> [EXERCISE INSTRUCTIONS]: All of the data that follows should be retyped exactly, please, except the pictures.

-------- THE DATA --------

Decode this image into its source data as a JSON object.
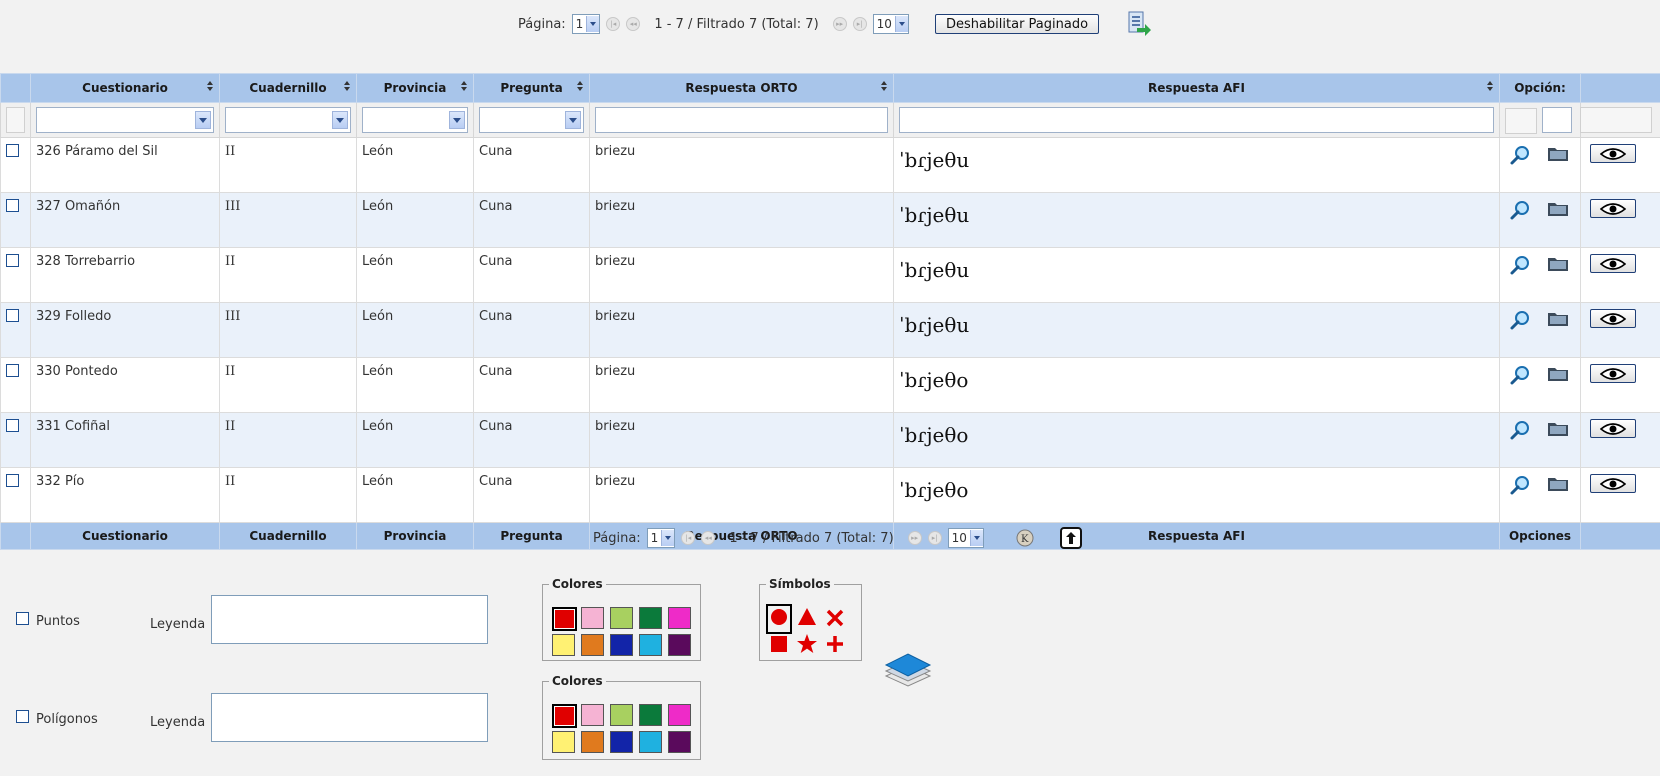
{
  "pager_top": {
    "pagina_label": "Página:",
    "page": "1",
    "range": "1 - 7 / Filtrado 7 (Total: 7)",
    "page_size": "10",
    "disable_button": "Deshabilitar Paginado"
  },
  "pager_bottom": {
    "pagina_label": "Página:",
    "page": "1",
    "range": "1 - 7 / Filtrado 7 (Total: 7)",
    "page_size": "10"
  },
  "columns": [
    "Cuestionario",
    "Cuadernillo",
    "Provincia",
    "Pregunta",
    "Respuesta ORTO",
    "Respuesta AFI",
    "Opción:"
  ],
  "footer_columns": [
    "Cuestionario",
    "Cuadernillo",
    "Provincia",
    "Pregunta",
    "Respuesta ORTO",
    "Respuesta AFI",
    "Opciones"
  ],
  "rows": [
    {
      "cuestionario": "326 Páramo del Sil",
      "cuadernillo": "II",
      "provincia": "León",
      "pregunta": "Cuna",
      "orto": "briezu",
      "afi": "ˈbɾjeθu"
    },
    {
      "cuestionario": "327 Omañón",
      "cuadernillo": "III",
      "provincia": "León",
      "pregunta": "Cuna",
      "orto": "briezu",
      "afi": "ˈbɾjeθu"
    },
    {
      "cuestionario": "328 Torrebarrio",
      "cuadernillo": "II",
      "provincia": "León",
      "pregunta": "Cuna",
      "orto": "briezu",
      "afi": "ˈbɾjeθu"
    },
    {
      "cuestionario": "329 Folledo",
      "cuadernillo": "III",
      "provincia": "León",
      "pregunta": "Cuna",
      "orto": "briezu",
      "afi": "ˈbɾjeθu"
    },
    {
      "cuestionario": "330 Pontedo",
      "cuadernillo": "II",
      "provincia": "León",
      "pregunta": "Cuna",
      "orto": "briezu",
      "afi": "ˈbɾjeθo"
    },
    {
      "cuestionario": "331 Cofiñal",
      "cuadernillo": "II",
      "provincia": "León",
      "pregunta": "Cuna",
      "orto": "briezu",
      "afi": "ˈbɾjeθo"
    },
    {
      "cuestionario": "332 Pío",
      "cuadernillo": "II",
      "provincia": "León",
      "pregunta": "Cuna",
      "orto": "briezu",
      "afi": "ˈbɾjeθo"
    }
  ],
  "map_options": {
    "puntos_label": "Puntos",
    "poligonos_label": "Polígonos",
    "leyenda_label": "Leyenda",
    "colores_label": "Colores",
    "simbolos_label": "Símbolos",
    "colors": [
      "#e00000",
      "#f5b3d3",
      "#a8d060",
      "#0b7a3b",
      "#ee2bc8",
      "#fff173",
      "#e07a1e",
      "#1224a8",
      "#1fb1e0",
      "#5a0a5c"
    ],
    "symbols": [
      "circle",
      "triangle",
      "x",
      "square",
      "star",
      "plus"
    ],
    "symbol_color": "#e00000"
  }
}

--------

> [FINISHED EXERCISE]:
Decode this image into its source data as a JSON object.
{
  "pager_top": {
    "pagina_label": "Página:",
    "page": "1",
    "range": "1 - 7 / Filtrado 7 (Total: 7)",
    "page_size": "10",
    "disable_button": "Deshabilitar Paginado"
  },
  "pager_bottom": {
    "pagina_label": "Página:",
    "page": "1",
    "range": "1 - 7 / Filtrado 7 (Total: 7)",
    "page_size": "10"
  },
  "columns": [
    "Cuestionario",
    "Cuadernillo",
    "Provincia",
    "Pregunta",
    "Respuesta ORTO",
    "Respuesta AFI",
    "Opción:"
  ],
  "footer_columns": [
    "Cuestionario",
    "Cuadernillo",
    "Provincia",
    "Pregunta",
    "Respuesta ORTO",
    "Respuesta AFI",
    "Opciones"
  ],
  "rows": [
    {
      "cuestionario": "326 Páramo del Sil",
      "cuadernillo": "II",
      "provincia": "León",
      "pregunta": "Cuna",
      "orto": "briezu",
      "afi": "ˈbɾjeθu"
    },
    {
      "cuestionario": "327 Omañón",
      "cuadernillo": "III",
      "provincia": "León",
      "pregunta": "Cuna",
      "orto": "briezu",
      "afi": "ˈbɾjeθu"
    },
    {
      "cuestionario": "328 Torrebarrio",
      "cuadernillo": "II",
      "provincia": "León",
      "pregunta": "Cuna",
      "orto": "briezu",
      "afi": "ˈbɾjeθu"
    },
    {
      "cuestionario": "329 Folledo",
      "cuadernillo": "III",
      "provincia": "León",
      "pregunta": "Cuna",
      "orto": "briezu",
      "afi": "ˈbɾjeθu"
    },
    {
      "cuestionario": "330 Pontedo",
      "cuadernillo": "II",
      "provincia": "León",
      "pregunta": "Cuna",
      "orto": "briezu",
      "afi": "ˈbɾjeθo"
    },
    {
      "cuestionario": "331 Cofiñal",
      "cuadernillo": "II",
      "provincia": "León",
      "pregunta": "Cuna",
      "orto": "briezu",
      "afi": "ˈbɾjeθo"
    },
    {
      "cuestionario": "332 Pío",
      "cuadernillo": "II",
      "provincia": "León",
      "pregunta": "Cuna",
      "orto": "briezu",
      "afi": "ˈbɾjeθo"
    }
  ],
  "map_options": {
    "puntos_label": "Puntos",
    "poligonos_label": "Polígonos",
    "leyenda_label": "Leyenda",
    "colores_label": "Colores",
    "simbolos_label": "Símbolos",
    "colors": [
      "#e00000",
      "#f5b3d3",
      "#a8d060",
      "#0b7a3b",
      "#ee2bc8",
      "#fff173",
      "#e07a1e",
      "#1224a8",
      "#1fb1e0",
      "#5a0a5c"
    ],
    "symbols": [
      "circle",
      "triangle",
      "x",
      "square",
      "star",
      "plus"
    ],
    "symbol_color": "#e00000"
  }
}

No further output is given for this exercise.